ESTRATTO SCELTO >>
▬▬▬▬▬▬
Per fortuna ora molto del tuo lavoro è reperibile in rete.
«Io bazzico molto la rete. Ho un canale che si chiama RenzoArborechannel.tv. Ora c’è pure l’applicazione. Lì si trovano anche tutte le puntate di “Meno siamo meglio stiamo”, che sono bellissime. Guardati le ospitate di Benigni, Proietti, Banfi, di Jannacci che il giorno del mio compleanno mi fece piangere».
Quanto ti dà fastidio il politicamente corretto?
«Obama, in una bellissima intervista da Fazio, ha detto: “Tutti fanno quello che a loro conviene e non quello che è giusto”. Questo è ciò che mi dà più fastidio. Anche il politicamente corretto viene usato spesso solo perché conviene, non per convinzione. Ma diciamoci la verità: tanto più in questi tempi caotici, anche essere politicamente scorretti è conveniente, garantisce visibilità, scambiata per successo. Quello che non si dice è che dietro tutto questo c’è solo l’ascolto, l’Auditel. La mia frase, non ripresa da nessuno, è: “Auditel, Auditel quanti delitti si compiono in tuo nome”. È una frase irriverente, presa dalla mia cultura cattolica, apostolica, foggiana. Il successo commerciale una volta era addirittura una colpa, se un cantante vendeva troppi dischi veniva guardato con sospetto. Ora è il contrario. È la quantità che viene assunta come parametro della qualità. Se un programma fa ascolto vuol dire che è bello. Se magari cerca strade nuove, più difficili e queste non incontrano subito il gusto del pubblico allora è un fallimento. Non si trova mai un equilibrio. La cultura la si fa cercando di dare al pubblico più ampio le cose più belle».
▬▬▬▬▬▬
DATI DI PARTENZA >>

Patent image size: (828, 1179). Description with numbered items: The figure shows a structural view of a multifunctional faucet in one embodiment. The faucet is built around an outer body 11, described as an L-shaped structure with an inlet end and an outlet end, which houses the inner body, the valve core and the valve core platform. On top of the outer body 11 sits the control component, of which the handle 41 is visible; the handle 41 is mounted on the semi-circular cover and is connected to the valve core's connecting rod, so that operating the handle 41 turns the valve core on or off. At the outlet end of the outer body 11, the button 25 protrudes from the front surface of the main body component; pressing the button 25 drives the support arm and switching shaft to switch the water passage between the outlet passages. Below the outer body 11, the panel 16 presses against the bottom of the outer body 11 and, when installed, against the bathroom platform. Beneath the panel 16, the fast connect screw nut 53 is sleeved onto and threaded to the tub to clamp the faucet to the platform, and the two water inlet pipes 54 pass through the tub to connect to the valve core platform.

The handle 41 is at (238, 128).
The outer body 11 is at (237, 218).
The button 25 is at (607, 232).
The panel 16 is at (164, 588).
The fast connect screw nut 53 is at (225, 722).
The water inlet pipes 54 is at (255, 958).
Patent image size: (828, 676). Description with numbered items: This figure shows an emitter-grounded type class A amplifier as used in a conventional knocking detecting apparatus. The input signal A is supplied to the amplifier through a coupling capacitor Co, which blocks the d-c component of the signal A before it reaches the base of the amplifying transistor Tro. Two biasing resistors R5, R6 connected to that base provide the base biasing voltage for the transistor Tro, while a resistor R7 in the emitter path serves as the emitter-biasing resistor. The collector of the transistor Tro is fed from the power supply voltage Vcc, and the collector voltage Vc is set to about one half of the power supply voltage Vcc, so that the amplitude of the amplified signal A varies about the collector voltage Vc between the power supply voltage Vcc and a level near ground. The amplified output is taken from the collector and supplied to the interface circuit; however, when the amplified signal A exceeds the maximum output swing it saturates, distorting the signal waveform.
▬▬▬▬▬▬
ESERCIZI >>
(a) Nell'intervista, qual è il nome del canale in rete citato?
(b) Trascrivi dall'intervista, senza cambiare nulla, tutto il brano da «Per fortuna ora» fino a «il politicamente corretto?».
Per rispondere serve soltanto l'intervista.

SOLUZIONI PER ESERCIZIO >>
(a) RenzoArborechannel.tv.

(b)
Per fortuna ora molto del tuo lavoro è reperibile in rete.
«Io bazzico molto la rete. Ho un canale che si chiama RenzoArborechannel.tv. Ora c’è pure l’applicazione. Lì si trovano anche tutte le puntate di “Meno siamo meglio stiamo”, che sono bellissime. Guardati le ospitate di Benigni, Proietti, Banfi, di Jannacci che il giorno del mio compleanno mi fece piangere».
Quanto ti dà fastidio il politicamente corretto?